# DATASET
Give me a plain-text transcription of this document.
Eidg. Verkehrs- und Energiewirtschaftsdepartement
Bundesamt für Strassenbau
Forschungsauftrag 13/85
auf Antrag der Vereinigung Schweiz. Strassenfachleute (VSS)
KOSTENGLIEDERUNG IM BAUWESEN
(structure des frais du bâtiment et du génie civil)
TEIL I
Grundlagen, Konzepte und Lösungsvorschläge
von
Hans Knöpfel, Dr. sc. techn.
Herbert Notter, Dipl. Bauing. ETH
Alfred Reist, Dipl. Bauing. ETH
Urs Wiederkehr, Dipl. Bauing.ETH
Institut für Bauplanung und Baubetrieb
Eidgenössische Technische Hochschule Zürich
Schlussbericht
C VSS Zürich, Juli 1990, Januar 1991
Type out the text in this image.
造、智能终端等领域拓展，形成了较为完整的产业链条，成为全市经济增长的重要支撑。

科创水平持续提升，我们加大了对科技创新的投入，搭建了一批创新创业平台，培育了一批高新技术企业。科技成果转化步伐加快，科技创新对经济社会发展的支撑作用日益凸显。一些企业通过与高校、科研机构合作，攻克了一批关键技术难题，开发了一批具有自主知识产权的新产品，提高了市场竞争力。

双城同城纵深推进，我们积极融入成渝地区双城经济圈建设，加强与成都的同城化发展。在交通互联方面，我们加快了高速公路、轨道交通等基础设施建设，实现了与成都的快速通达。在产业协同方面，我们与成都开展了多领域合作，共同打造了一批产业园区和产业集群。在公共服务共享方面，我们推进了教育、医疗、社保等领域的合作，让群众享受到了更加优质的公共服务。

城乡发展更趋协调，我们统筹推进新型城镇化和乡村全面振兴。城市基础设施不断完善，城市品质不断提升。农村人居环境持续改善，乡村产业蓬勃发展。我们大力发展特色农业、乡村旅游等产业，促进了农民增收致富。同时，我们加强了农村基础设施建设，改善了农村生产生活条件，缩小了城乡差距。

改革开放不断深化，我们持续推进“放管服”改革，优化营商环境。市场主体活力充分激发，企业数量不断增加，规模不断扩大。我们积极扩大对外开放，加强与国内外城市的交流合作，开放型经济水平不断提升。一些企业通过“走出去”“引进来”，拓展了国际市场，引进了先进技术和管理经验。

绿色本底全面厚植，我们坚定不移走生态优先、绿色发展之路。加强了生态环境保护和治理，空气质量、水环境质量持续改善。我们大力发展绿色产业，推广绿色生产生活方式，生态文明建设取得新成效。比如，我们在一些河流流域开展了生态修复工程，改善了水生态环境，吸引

# EXERCISE
Above are some records. Print them all exactly.

# RIGHT ANSWER
Give me a plain-text transcription of this document.
Eidg. Verkehrs- und Energiewirtschaftsdepartement
Bundesamt für Strassenbau
Forschungsauftrag 13/85
auf Antrag der Vereinigung Schweiz. Strassenfachleute (VSS)
KOSTENGLIEDERUNG IM BAUWESEN
(structure des frais du bâtiment et du génie civil)
TEIL I
Grundlagen, Konzepte und Lösungsvorschläge
von
Hans Knöpfel, Dr. sc. techn.
Herbert Notter, Dipl. Bauing. ETH
Alfred Reist, Dipl. Bauing. ETH
Urs Wiederkehr, Dipl. Bauing.ETH
Institut für Bauplanung und Baubetrieb
Eidgenössische Technische Hochschule Zürich
Schlussbericht
C VSS Zürich, Juli 1990, Januar 1991
Type out the text in this image.
造、智能终端等领域拓展，形成了较为完整的产业链条，成为全市经济增长的重要支撑。

科创水平持续提升，我们加大了对科技创新的投入，搭建了一批创新创业平台，培育了一批高新技术企业。科技成果转化步伐加快，科技创新对经济社会发展的支撑作用日益凸显。一些企业通过与高校、科研机构合作，攻克了一批关键技术难题，开发了一批具有自主知识产权的新产品，提高了市场竞争力。

双城同城纵深推进，我们积极融入成渝地区双城经济圈建设，加强与成都的同城化发展。在交通互联方面，我们加快了高速公路、轨道交通等基础设施建设，实现了与成都的快速通达。在产业协同方面，我们与成都开展了多领域合作，共同打造了一批产业园区和产业集群。在公共服务共享方面，我们推进了教育、医疗、社保等领域的合作，让群众享受到了更加优质的公共服务。

城乡发展更趋协调，我们统筹推进新型城镇化和乡村全面振兴。城市基础设施不断完善，城市品质不断提升。农村人居环境持续改善，乡村产业蓬勃发展。我们大力发展特色农业、乡村旅游等产业，促进了农民增收致富。同时，我们加强了农村基础设施建设，改善了农村生产生活条件，缩小了城乡差距。

改革开放不断深化，我们持续推进“放管服”改革，优化营商环境。市场主体活力充分激发，企业数量不断增加，规模不断扩大。我们积极扩大对外开放，加强与国内外城市的交流合作，开放型经济水平不断提升。一些企业通过“走出去”“引进来”，拓展了国际市场，引进了先进技术和管理经验。

绿色本底全面厚植，我们坚定不移走生态优先、绿色发展之路。加强了生态环境保护和治理，空气质量、水环境质量持续改善。我们大力发展绿色产业，推广绿色生产生活方式，生态文明建设取得新成效。比如，我们在一些河流流域开展了生态修复工程，改善了水生态环境，吸引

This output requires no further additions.